Given task: Find every line in the records below that holds the word "xlabel" and copy it.

[BEGIN Source records]

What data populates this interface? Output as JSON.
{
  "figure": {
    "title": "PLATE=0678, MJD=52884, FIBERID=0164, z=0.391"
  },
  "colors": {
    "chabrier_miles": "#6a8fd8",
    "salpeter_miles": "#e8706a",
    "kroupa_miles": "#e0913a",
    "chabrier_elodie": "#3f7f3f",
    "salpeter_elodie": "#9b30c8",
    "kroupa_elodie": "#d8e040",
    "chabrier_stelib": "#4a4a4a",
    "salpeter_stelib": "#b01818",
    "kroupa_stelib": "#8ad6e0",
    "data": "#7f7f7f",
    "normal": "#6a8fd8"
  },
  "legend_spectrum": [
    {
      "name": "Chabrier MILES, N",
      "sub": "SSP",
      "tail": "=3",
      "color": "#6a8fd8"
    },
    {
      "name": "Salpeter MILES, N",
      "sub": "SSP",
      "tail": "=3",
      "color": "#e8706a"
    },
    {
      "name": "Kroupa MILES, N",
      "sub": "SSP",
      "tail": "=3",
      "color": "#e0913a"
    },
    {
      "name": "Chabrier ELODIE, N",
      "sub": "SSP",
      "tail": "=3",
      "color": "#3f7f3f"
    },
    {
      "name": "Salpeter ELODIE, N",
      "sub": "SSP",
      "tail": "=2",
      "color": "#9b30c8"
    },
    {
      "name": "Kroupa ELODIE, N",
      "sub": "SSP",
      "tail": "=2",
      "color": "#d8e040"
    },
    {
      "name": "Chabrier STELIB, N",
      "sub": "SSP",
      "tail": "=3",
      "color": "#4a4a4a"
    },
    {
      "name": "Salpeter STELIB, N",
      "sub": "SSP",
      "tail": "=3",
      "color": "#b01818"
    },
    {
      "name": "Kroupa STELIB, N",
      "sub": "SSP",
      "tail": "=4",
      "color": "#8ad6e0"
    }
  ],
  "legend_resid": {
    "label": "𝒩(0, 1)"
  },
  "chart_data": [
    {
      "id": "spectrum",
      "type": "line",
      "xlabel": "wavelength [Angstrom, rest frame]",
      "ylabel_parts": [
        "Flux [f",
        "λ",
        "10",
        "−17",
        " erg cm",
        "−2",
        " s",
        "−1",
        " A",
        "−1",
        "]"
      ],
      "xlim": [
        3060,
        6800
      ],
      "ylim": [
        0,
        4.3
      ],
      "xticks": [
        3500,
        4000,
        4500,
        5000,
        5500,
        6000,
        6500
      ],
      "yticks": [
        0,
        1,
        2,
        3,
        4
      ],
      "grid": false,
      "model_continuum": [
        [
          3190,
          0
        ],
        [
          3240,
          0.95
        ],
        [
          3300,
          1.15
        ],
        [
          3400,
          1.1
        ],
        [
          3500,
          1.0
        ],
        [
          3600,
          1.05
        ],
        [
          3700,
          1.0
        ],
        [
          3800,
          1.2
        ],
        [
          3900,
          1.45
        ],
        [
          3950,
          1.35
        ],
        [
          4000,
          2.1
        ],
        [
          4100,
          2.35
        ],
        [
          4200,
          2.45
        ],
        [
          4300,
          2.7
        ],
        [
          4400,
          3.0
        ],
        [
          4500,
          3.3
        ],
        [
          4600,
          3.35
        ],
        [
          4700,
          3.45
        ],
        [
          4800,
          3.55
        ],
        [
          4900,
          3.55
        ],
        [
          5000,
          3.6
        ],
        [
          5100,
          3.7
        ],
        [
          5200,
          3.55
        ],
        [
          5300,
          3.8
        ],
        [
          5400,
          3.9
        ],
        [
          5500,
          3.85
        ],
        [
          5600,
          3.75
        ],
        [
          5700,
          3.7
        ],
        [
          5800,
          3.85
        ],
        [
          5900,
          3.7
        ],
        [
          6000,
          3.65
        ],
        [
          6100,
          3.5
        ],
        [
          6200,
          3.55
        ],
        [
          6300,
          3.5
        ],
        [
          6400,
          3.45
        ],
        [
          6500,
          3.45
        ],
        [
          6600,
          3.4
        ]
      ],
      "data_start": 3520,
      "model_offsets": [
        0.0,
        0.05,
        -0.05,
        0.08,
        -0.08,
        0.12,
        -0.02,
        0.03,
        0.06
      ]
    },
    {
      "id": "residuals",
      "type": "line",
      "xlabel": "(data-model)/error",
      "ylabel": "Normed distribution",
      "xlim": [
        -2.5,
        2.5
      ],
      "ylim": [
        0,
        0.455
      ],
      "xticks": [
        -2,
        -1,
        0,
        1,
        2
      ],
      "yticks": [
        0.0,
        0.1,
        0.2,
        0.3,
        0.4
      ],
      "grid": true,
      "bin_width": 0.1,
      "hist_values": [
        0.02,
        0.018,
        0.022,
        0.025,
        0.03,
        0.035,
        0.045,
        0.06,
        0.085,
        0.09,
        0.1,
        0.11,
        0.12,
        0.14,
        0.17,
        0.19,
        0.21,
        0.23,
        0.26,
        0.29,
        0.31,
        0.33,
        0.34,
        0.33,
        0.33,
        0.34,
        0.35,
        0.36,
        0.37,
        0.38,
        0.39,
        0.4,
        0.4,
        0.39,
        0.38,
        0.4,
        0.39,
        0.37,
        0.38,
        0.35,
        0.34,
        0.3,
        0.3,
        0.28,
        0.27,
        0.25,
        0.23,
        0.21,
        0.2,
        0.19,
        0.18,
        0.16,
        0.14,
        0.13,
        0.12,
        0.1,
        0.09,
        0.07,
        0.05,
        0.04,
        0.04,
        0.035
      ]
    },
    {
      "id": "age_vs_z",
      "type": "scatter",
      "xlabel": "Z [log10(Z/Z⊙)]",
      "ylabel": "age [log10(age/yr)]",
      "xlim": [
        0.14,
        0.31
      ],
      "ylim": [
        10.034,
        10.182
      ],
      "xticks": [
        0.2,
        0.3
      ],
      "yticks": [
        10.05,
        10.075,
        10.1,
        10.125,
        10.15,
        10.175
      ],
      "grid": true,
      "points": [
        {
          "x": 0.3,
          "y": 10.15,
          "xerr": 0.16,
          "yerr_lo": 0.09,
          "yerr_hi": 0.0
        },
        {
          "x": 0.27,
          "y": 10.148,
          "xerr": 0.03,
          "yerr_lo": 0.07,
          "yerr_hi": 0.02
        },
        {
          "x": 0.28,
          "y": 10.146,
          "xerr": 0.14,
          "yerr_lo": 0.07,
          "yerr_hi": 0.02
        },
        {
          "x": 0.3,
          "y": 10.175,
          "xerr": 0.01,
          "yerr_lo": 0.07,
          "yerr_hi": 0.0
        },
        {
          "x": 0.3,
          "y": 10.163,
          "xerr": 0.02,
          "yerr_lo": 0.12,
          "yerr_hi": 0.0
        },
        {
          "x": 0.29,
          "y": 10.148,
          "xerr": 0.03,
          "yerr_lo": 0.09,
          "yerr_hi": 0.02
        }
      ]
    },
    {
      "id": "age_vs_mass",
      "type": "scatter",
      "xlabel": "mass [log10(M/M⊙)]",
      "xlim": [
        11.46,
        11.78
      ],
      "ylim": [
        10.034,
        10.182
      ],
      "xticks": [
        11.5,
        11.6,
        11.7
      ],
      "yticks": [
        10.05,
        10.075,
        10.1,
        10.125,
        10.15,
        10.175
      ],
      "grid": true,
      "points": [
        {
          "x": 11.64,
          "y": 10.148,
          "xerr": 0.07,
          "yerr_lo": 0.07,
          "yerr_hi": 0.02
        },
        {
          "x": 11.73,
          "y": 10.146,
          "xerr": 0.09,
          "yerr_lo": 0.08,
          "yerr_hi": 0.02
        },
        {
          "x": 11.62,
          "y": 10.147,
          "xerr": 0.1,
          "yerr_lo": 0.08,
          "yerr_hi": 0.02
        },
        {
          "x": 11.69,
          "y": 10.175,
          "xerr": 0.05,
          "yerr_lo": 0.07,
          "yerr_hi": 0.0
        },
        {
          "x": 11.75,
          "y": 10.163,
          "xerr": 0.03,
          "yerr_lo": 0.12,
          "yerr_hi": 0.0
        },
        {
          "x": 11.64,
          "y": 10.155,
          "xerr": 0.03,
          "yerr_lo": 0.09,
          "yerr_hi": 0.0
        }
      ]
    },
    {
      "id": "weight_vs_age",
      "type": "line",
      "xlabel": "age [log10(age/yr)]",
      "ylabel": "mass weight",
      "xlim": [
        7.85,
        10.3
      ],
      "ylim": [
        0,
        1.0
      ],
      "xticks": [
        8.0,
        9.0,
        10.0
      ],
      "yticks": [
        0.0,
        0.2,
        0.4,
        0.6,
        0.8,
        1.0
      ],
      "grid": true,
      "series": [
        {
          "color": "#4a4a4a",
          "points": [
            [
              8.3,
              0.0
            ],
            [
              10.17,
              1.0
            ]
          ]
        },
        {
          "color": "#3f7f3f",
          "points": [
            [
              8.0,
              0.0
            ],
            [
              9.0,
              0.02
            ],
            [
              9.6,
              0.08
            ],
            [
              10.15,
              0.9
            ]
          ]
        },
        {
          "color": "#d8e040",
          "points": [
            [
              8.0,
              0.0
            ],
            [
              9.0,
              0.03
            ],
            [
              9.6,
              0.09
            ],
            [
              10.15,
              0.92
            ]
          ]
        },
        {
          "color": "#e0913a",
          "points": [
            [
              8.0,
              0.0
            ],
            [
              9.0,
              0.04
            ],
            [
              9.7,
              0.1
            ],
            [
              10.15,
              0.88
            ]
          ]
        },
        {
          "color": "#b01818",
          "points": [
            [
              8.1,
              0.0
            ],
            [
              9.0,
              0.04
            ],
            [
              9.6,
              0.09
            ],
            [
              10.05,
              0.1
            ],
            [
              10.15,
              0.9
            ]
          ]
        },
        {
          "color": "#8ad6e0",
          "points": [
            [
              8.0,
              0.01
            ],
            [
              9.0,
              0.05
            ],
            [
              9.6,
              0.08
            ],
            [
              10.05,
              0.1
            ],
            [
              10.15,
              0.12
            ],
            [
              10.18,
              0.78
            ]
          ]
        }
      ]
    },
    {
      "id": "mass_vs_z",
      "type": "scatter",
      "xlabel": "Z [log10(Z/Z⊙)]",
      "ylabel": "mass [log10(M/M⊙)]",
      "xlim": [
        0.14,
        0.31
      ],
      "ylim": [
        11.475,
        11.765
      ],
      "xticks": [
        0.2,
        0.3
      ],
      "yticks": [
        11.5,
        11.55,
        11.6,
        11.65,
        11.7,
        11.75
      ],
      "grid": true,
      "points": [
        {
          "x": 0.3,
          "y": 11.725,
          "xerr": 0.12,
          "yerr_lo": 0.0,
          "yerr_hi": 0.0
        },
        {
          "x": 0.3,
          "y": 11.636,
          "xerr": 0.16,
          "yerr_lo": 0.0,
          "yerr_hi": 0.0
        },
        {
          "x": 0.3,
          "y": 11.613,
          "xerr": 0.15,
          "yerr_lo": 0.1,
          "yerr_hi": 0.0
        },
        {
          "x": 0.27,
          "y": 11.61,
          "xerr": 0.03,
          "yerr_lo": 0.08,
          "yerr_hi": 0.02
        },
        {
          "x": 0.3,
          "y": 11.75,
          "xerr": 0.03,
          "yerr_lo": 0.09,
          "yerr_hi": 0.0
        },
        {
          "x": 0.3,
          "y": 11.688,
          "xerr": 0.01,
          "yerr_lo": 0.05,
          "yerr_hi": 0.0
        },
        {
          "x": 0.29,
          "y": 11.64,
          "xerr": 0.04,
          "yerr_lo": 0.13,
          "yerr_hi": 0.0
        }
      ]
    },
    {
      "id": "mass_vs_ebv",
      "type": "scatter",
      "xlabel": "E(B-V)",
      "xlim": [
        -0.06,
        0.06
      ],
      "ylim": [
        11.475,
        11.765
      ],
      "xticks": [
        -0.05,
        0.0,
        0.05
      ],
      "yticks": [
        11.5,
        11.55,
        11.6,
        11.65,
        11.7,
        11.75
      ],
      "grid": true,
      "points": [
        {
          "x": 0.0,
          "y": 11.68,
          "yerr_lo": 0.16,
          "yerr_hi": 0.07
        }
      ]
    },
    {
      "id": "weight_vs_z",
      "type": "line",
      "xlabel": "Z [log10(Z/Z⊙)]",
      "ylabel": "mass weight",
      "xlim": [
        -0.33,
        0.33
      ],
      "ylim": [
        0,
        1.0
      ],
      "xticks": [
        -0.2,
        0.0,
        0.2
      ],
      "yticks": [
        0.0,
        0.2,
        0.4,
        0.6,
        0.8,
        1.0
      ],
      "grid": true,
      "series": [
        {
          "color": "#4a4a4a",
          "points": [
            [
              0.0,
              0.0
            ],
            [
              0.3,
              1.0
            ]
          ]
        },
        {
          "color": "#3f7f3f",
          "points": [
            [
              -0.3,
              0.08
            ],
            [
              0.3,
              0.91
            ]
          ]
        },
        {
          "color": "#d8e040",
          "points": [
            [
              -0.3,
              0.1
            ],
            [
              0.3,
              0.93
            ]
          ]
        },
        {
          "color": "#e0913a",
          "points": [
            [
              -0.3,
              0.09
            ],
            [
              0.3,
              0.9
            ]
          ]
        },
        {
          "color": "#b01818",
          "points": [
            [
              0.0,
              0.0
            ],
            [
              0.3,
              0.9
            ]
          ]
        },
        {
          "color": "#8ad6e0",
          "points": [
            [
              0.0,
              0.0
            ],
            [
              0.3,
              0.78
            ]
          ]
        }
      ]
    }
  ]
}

[END Source records]

Answer to this problem:
      "xlabel": "wavelength [Angstrom, rest frame]",
      "xlabel": "(data-model)/error",
      "xlabel": "Z [log10(Z/Z⊙)]",
      "xlabel": "mass [log10(M/M⊙)]",
      "xlabel": "age [log10(age/yr)]",
      "xlabel": "Z [log10(Z/Z⊙)]",
      "xlabel": "E(B-V)",
      "xlabel": "Z [log10(Z/Z⊙)]",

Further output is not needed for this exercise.